Go through the entries below, tally each line with the string "химических", and give the final number by itself.

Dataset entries
***

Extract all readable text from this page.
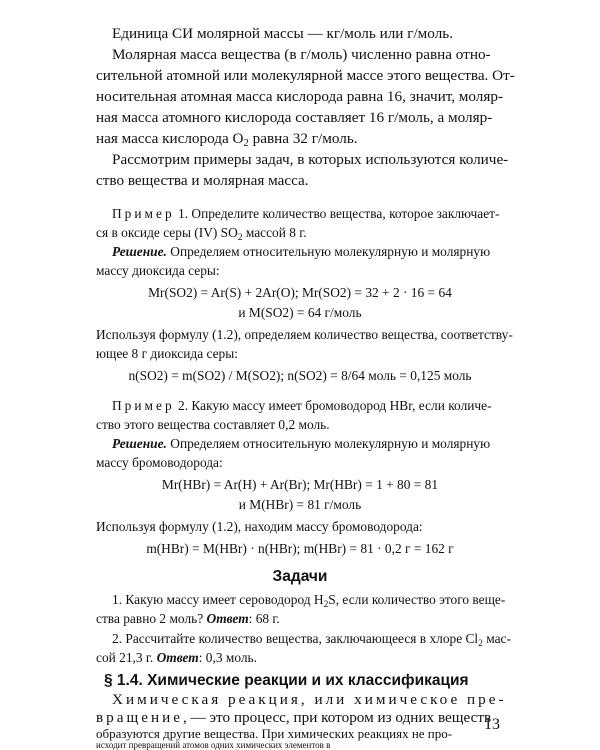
Единица СИ молярной массы — кг/моль или г/моль.
Молярная масса вещества (в г/моль) численно равна отно-
сительной атомной или молекулярной массе этого вещества. От-
носительная атомная масса кислорода равна 16, значит, моляр-
ная масса атомного кислорода составляет 16 г/моль, а моляр-
ная масса кислорода $O_2$ равна 32 г/моль.
Рассмотрим примеры задач, в которых используются количе-
ство вещества и молярная масса.
Пример 1. Определите количество вещества, которое заключает-
ся в оксиде серы (IV) $SO_2$ массой 8 г.
Решение. Определяем относительную молекулярную и молярную
массу диоксида серы:
Mr(SO2) = Ar(S) + 2Ar(O); Mr(SO2) = 32 + 2 · 16 = 64
и M(SO2) = 64 г/моль
Используя формулу (1.2), определяем количество вещества, соответству-
ющее 8 г диоксида серы:
n(SO2) = m(SO2) / M(SO2); n(SO2) = 8/64 моль = 0,125 моль
Пример 2. Какую массу имеет бромоводород HBr, если количе-
ство этого вещества составляет 0,2 моль.
Решение. Определяем относительную молекулярную и молярную
массу бромоводорода:
Mr(HBr) = Ar(H) + Ar(Br); Mr(HBr) = 1 + 80 = 81
и M(HBr) = 81 г/моль
Используя формулу (1.2), находим массу бромоводорода:
m(HBr) = M(HBr) · n(HBr); m(HBr) = 81 · 0,2 г = 162 г
Задачи
1. Какую массу имеет сероводород $H_2S$, если количество этого веще-
ства равно 2 моль? Ответ: 68 г.
2. Рассчитайте количество вещества, заключающееся в хлоре $Cl_2$ мас-
сой 21,3 г. Ответ: 0,3 моль.
§ 1.4. Химические реакции и их классификация
Химическая реакция, или химическое пре-
вращение, — это процесс, при котором из одних веществ
образуются другие вещества. При химических реакциях не про-
исходит превращений атомов одних химических элементов в
13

***

THE RESULT: 2